----- DATASET CONTENT

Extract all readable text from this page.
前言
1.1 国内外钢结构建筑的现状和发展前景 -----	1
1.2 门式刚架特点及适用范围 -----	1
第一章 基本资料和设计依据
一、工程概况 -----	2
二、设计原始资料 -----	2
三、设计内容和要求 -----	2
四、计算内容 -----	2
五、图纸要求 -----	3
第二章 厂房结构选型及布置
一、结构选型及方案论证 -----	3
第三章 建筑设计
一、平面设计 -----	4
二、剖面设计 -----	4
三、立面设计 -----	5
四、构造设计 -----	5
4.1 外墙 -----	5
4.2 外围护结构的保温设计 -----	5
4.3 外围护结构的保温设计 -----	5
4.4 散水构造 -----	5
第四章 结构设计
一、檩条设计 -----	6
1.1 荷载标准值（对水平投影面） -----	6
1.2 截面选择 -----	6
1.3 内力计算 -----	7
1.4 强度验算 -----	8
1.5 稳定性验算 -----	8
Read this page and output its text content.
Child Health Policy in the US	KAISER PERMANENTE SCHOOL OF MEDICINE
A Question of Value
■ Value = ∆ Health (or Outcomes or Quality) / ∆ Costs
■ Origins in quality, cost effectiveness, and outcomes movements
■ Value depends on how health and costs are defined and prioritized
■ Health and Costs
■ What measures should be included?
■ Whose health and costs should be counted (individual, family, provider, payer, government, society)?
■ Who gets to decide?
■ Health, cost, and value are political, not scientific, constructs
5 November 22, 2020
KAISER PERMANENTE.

----------

### YOUR OBJECTIVE
Reproduce, exactly and with nothing added, the lines from the one that includes "Read this page and output its text content." through the last line of the material.

### RESPONSE TO THE EXERCISE
Read this page and output its text content.
Child Health Policy in the US	KAISER PERMANENTE SCHOOL OF MEDICINE
A Question of Value
■ Value = ∆ Health (or Outcomes or Quality) / ∆ Costs
■ Origins in quality, cost effectiveness, and outcomes movements
■ Value depends on how health and costs are defined and prioritized
■ Health and Costs
■ What measures should be included?
■ Whose health and costs should be counted (individual, family, provider, payer, government, society)?
■ Who gets to decide?
■ Health, cost, and value are political, not scientific, constructs
5 November 22, 2020
KAISER PERMANENTE.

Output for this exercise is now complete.